Dataset records
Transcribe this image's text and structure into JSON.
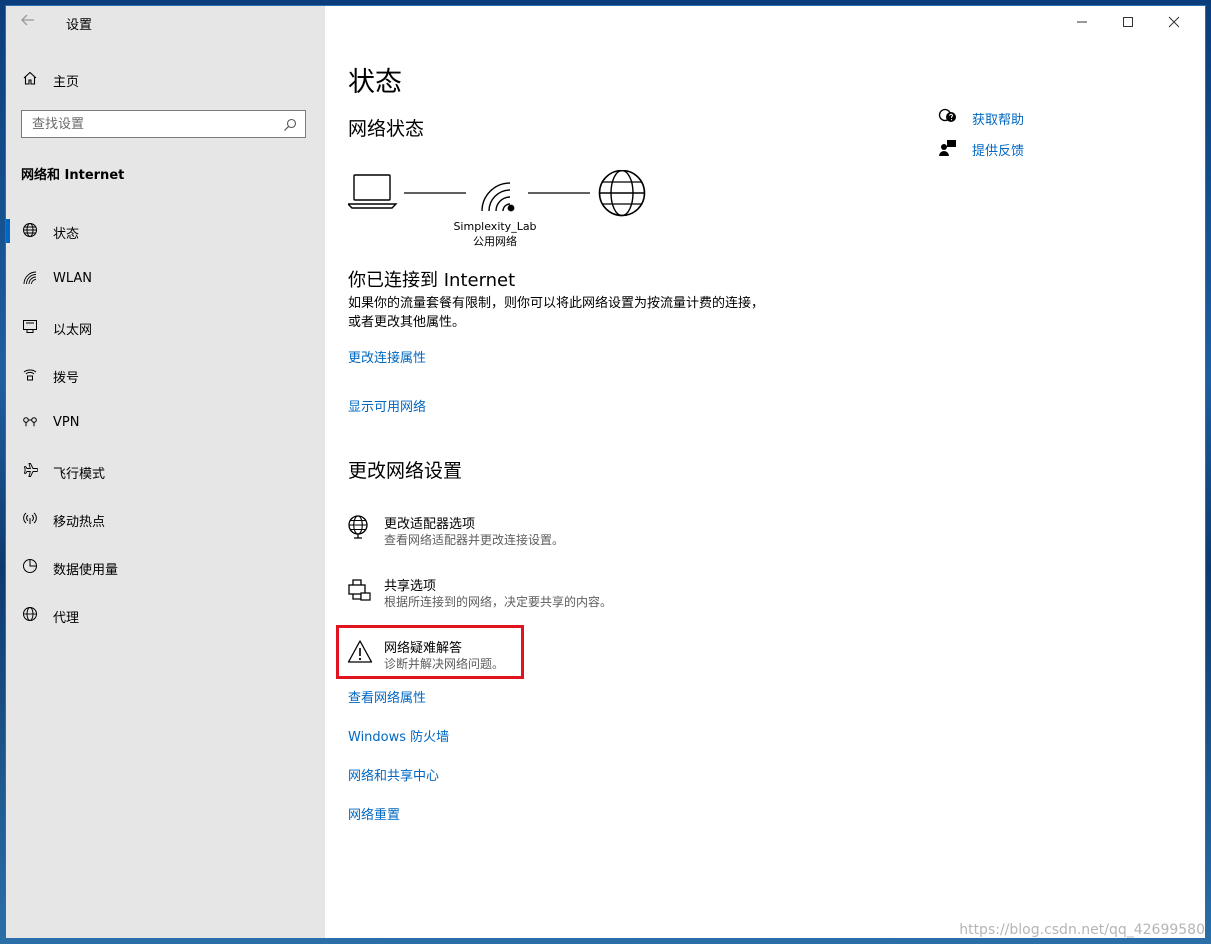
{
  "window": {
    "title": "设置"
  },
  "sidebar": {
    "home_label": "主页",
    "search_placeholder": "查找设置",
    "section_title": "网络和 Internet",
    "items": [
      {
        "label": "状态",
        "icon": "globe-icon",
        "active": true
      },
      {
        "label": "WLAN",
        "icon": "wifi-icon"
      },
      {
        "label": "以太网",
        "icon": "ethernet-icon"
      },
      {
        "label": "拨号",
        "icon": "dialup-icon"
      },
      {
        "label": "VPN",
        "icon": "vpn-icon"
      },
      {
        "label": "飞行模式",
        "icon": "airplane-icon"
      },
      {
        "label": "移动热点",
        "icon": "hotspot-icon"
      },
      {
        "label": "数据使用量",
        "icon": "data-usage-icon"
      },
      {
        "label": "代理",
        "icon": "proxy-globe-icon"
      }
    ]
  },
  "main": {
    "page_title": "状态",
    "network_status_heading": "网络状态",
    "network_name": "Simplexity_Lab",
    "network_type": "公用网络",
    "connected_title": "你已连接到 Internet",
    "connected_desc": "如果你的流量套餐有限制，则你可以将此网络设置为按流量计费的连接，或者更改其他属性。",
    "link_change_props": "更改连接属性",
    "link_show_networks": "显示可用网络",
    "change_settings_heading": "更改网络设置",
    "options": [
      {
        "title": "更改适配器选项",
        "subtitle": "查看网络适配器并更改连接设置。",
        "icon": "adapter-icon"
      },
      {
        "title": "共享选项",
        "subtitle": "根据所连接到的网络，决定要共享的内容。",
        "icon": "sharing-icon"
      },
      {
        "title": "网络疑难解答",
        "subtitle": "诊断并解决网络问题。",
        "icon": "warning-icon"
      }
    ],
    "links": [
      "查看网络属性",
      "Windows 防火墙",
      "网络和共享中心",
      "网络重置"
    ],
    "help": [
      {
        "label": "获取帮助",
        "icon": "help-chat-icon"
      },
      {
        "label": "提供反馈",
        "icon": "feedback-icon"
      }
    ]
  },
  "watermark": "https://blog.csdn.net/qq_42699580",
  "colors": {
    "accent": "#0067c0",
    "sidebar_bg": "#e6e6e6",
    "highlight": "#e0141e"
  }
}
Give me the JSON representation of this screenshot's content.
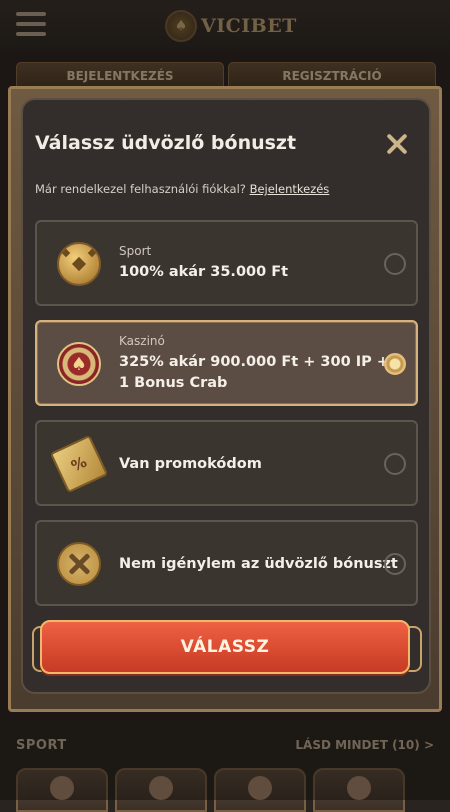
{
  "app": {
    "logo_text": "VICIBET",
    "logo_mark": "♠"
  },
  "header": {
    "login_tab": "BEJELENTKEZÉS",
    "register_tab": "REGISZTRÁCIÓ"
  },
  "background": {
    "section_title": "SPORT",
    "see_all": "LÁSD MINDET (10)"
  },
  "modal": {
    "title": "Válassz üdvözlő bónuszt",
    "account_text": "Már rendelkezel felhasználói fiókkal?",
    "login_link": "Bejelentkezés",
    "options": [
      {
        "category": "Sport",
        "label": "100% akár 35.000 Ft",
        "icon": "soccer-ball-icon",
        "selected": false
      },
      {
        "category": "Kaszinó",
        "label": "325% akár 900.000 Ft + 300 IP + 1 Bonus Crab",
        "icon": "casino-chip-icon",
        "selected": true
      },
      {
        "category": "",
        "label": "Van promokódom",
        "icon": "promo-ticket-icon",
        "selected": false
      },
      {
        "category": "",
        "label": "Nem igénylem az üdvözlő bónuszt",
        "icon": "decline-icon",
        "selected": false
      }
    ],
    "choose_button": "VÁLASSZ"
  },
  "colors": {
    "accent": "#d6b27e",
    "button": "#e4533a",
    "modal_bg": "#332e2b"
  }
}
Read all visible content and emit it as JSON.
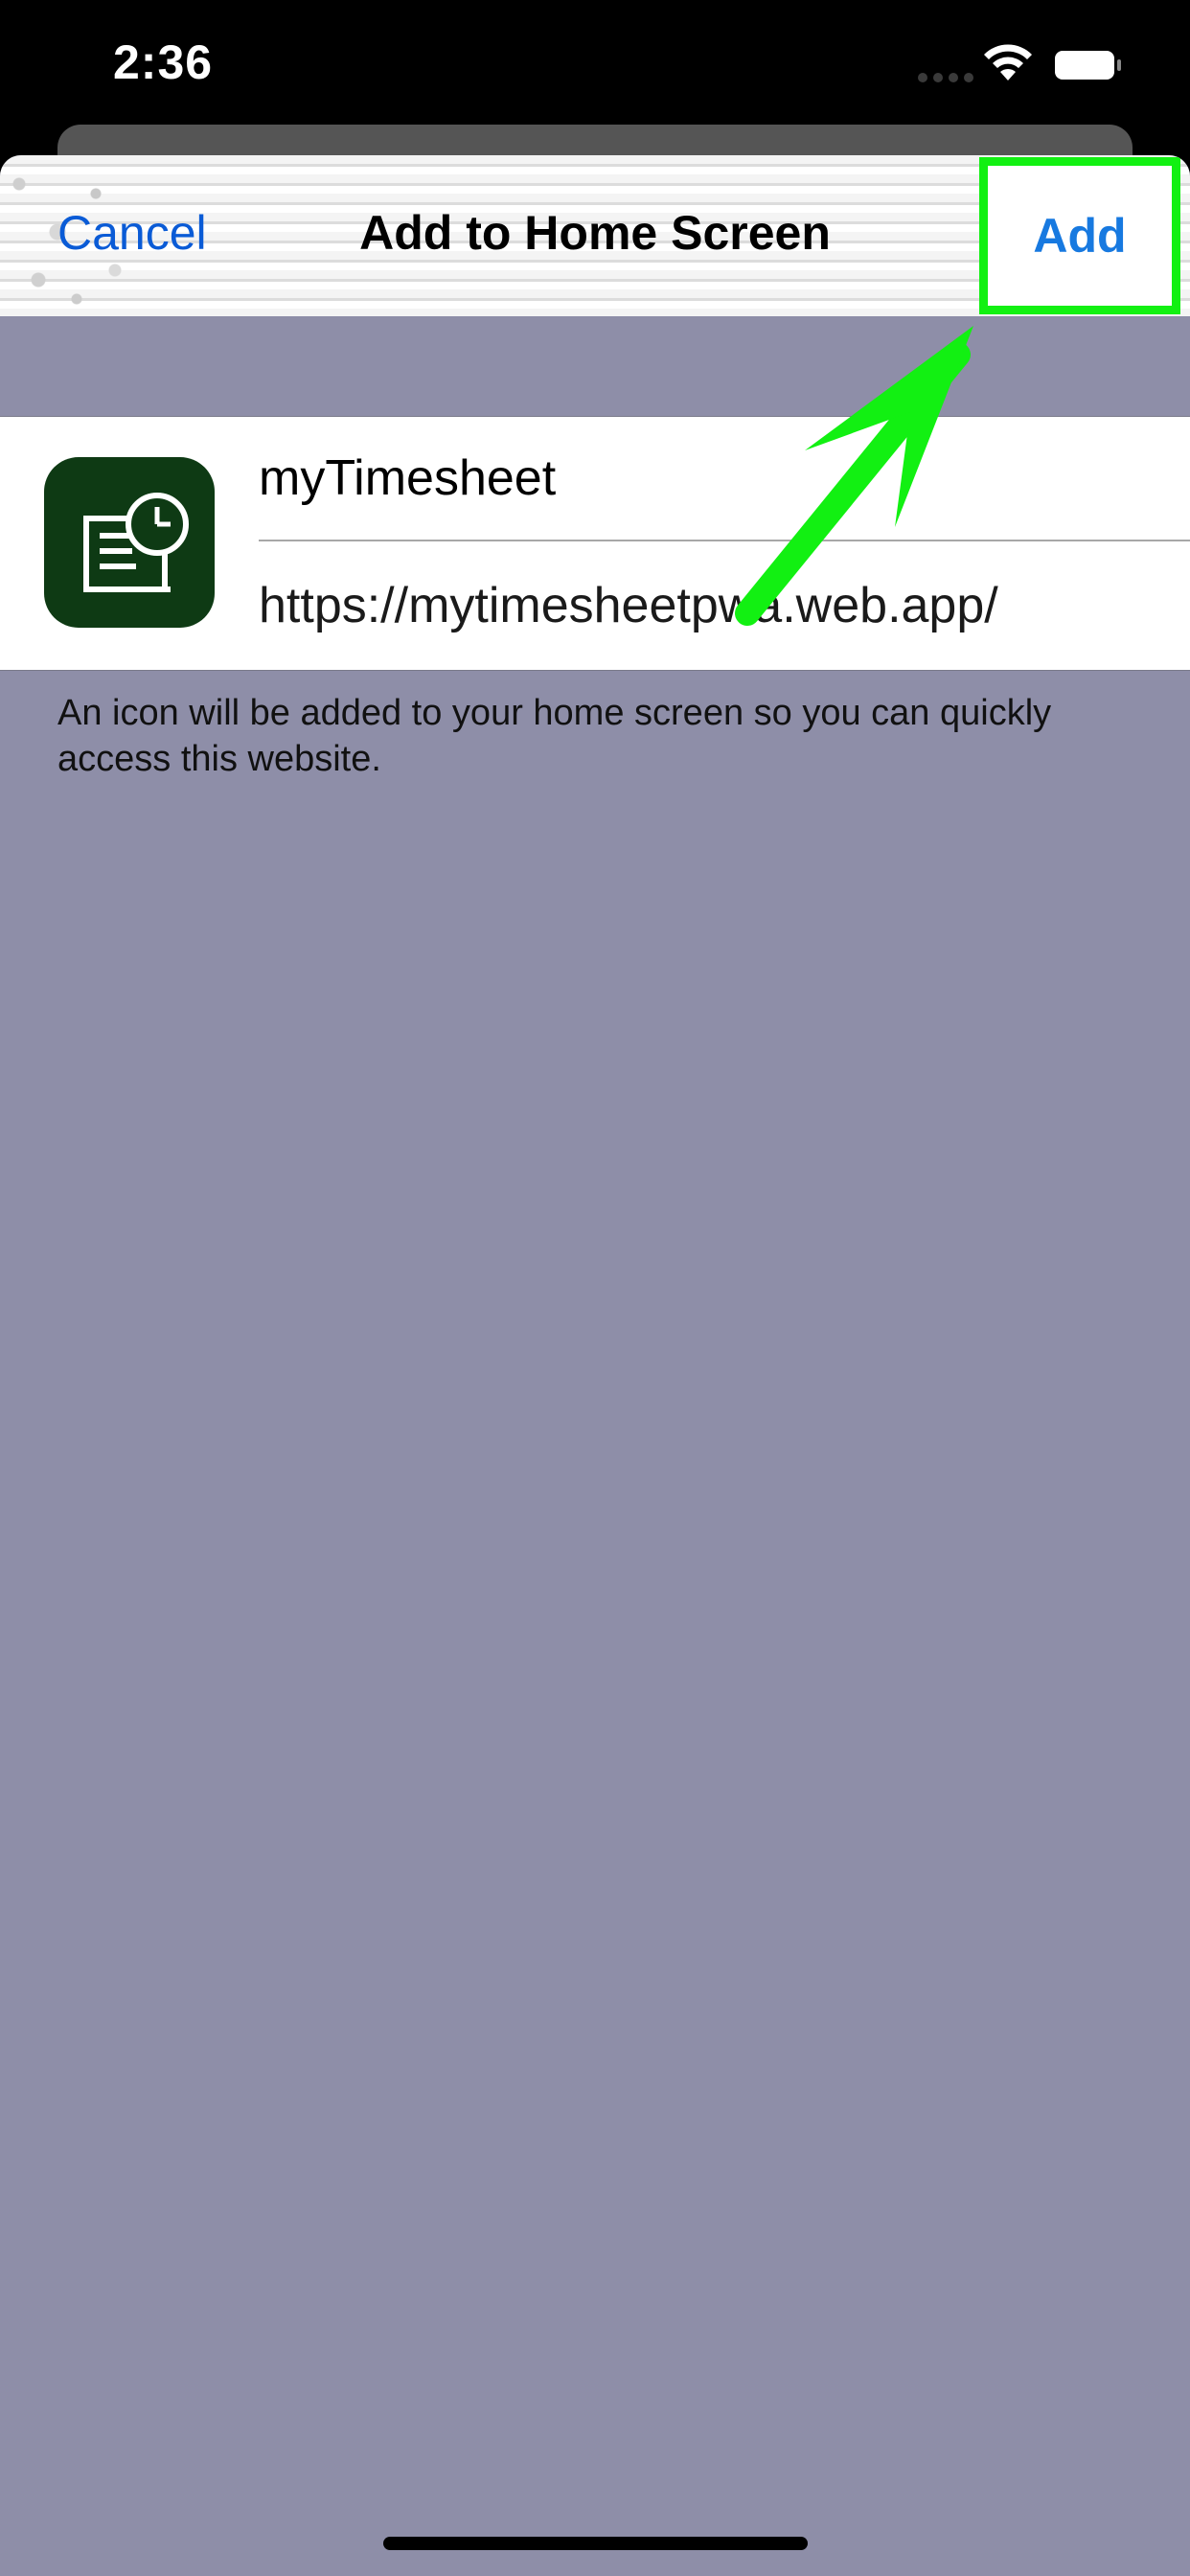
{
  "status_bar": {
    "time": "2:36"
  },
  "nav": {
    "cancel_label": "Cancel",
    "title": "Add to Home Screen",
    "add_label": "Add"
  },
  "app": {
    "name": "myTimesheet",
    "url": "https://mytimesheetpwa.web.app/",
    "icon": "timesheet-clock-icon"
  },
  "info": {
    "text": "An icon will be added to your home screen so you can quickly access this website."
  },
  "colors": {
    "accent": "#1779e0",
    "highlight": "#12f012",
    "sheet_bg": "#8e8ea8",
    "app_icon_bg": "#0e3a14"
  }
}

# WHAT YOU SHOULD DO
Lines that hold the word "bónuszt" are the ones to return, every one of them.

# FINAL ANSWER
    "title": "Válassz üdvözlő bónuszt",
        "label": "Nem igénylem az üdvözlő bónuszt",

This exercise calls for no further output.